═════ Quoted text
Computational mechanistic studies of allenes as reaction partners in 1,3-dipolar12 and (2 + 2) cycloadditions13 have been reported. There are, however, limited theoretical investigations of allenes as dienophiles in (4 + 2) reactions. Venuvanalingam studied the concerted Diels–Alder cycloadditions of dienes with allenes and fluoroallenes as dienophiles with semiempirical AM1 and PM3 methods.14 Gandolfi studied concerted Diels–Alder cycloadditions of allene and fluoroallene with cyclopentadiene and furan with the ab initio Hartree–Fock method and MP3 single-point calculations.15 Houk and co-workers conducted a DFT study of the concerted and stepwise pathways of the parent butadiene–allene cycloaddition as well as some furan cycloadditions with allene but were unable to locate a number of important stationary points.16 In light of the numerous studies contrasting the Diels–Alder reactions of alkene and alkyne dienophiles,17 we have undertaken a thorough investigation of the butadiene–allene system.
══════════
═════ Information provided
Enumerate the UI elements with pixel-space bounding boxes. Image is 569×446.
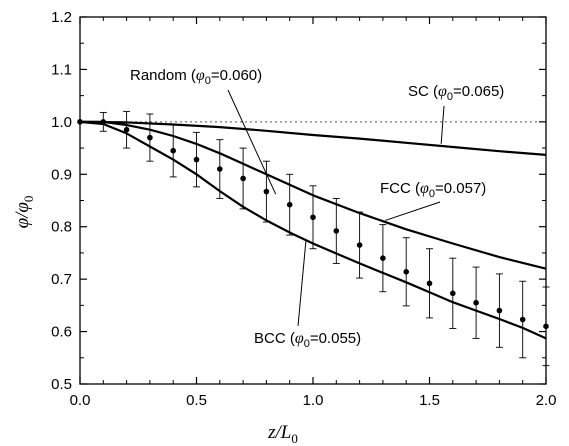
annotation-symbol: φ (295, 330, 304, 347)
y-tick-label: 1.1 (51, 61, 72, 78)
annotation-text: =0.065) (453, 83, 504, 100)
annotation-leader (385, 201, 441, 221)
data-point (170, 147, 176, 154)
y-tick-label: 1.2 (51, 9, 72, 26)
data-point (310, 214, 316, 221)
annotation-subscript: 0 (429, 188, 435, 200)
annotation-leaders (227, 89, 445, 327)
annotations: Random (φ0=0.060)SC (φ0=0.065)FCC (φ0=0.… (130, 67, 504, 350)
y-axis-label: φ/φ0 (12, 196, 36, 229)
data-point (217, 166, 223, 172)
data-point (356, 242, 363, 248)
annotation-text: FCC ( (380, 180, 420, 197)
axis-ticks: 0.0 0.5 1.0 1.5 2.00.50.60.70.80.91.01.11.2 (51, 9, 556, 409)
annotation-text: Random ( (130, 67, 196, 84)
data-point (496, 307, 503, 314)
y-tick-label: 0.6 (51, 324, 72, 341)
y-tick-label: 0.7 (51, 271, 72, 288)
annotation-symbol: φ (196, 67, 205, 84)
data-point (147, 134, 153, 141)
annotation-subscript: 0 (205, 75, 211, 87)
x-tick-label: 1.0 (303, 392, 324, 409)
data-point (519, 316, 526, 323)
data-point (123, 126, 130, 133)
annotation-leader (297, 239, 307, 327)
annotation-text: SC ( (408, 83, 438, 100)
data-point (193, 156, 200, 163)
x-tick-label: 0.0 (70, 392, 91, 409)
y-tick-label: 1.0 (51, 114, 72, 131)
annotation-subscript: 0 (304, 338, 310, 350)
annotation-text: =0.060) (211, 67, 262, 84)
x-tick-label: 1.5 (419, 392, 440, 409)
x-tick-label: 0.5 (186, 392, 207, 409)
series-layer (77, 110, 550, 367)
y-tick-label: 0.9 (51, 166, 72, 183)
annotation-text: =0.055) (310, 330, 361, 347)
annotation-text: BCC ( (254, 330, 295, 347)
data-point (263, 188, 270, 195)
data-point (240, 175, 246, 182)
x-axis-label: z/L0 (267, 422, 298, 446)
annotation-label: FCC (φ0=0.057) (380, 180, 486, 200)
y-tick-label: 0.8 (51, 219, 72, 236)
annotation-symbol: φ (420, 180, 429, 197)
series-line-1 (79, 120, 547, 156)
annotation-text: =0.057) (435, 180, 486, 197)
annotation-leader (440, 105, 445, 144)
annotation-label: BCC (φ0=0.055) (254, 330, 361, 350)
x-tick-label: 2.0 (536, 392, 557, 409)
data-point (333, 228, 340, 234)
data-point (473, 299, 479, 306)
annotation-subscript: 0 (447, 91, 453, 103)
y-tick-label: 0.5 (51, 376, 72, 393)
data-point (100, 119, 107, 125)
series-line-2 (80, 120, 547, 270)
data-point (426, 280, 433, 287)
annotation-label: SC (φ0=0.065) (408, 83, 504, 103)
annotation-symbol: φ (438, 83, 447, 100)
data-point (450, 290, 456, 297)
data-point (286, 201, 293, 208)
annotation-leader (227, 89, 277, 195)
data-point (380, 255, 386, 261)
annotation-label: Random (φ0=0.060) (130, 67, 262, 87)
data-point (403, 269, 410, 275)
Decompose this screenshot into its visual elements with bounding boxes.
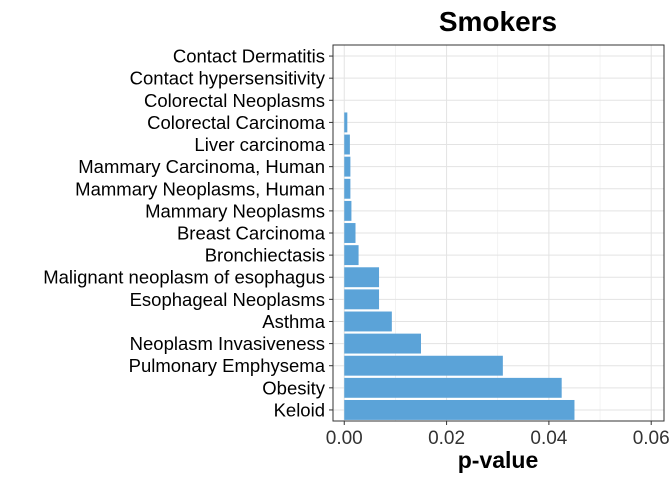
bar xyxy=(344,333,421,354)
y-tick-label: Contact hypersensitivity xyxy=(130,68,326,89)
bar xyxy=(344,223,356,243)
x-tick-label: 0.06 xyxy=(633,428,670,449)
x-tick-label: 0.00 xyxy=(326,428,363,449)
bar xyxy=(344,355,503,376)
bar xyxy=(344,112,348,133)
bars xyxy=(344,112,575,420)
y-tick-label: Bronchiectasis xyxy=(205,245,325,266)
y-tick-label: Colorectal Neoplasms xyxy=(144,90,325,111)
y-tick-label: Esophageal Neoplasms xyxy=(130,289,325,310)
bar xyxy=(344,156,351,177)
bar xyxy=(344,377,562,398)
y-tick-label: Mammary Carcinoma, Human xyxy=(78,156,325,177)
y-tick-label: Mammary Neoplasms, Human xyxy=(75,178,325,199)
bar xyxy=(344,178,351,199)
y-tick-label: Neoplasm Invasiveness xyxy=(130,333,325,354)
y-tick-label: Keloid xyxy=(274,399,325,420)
══════════
Decide whether each statement agrees with the passage on allene cycloadditions, and support each yes or no with the deciding words quoted from it. (a) Venuvanalingam relied on semiempirical methods. (b) Houk and co-workers located every important stationary point. (c) Gandolfi's work included reactions with cyclopentadiene and furan. The entries have no connection to the passage on allene cycloadditions.

### Task answer
(a) Yes: "with semiempirical AM1 and PM3 methods"
(b) No: "but were unable to locate a number of important stationary points"
(c) Yes: "with cyclopentadiene and furan"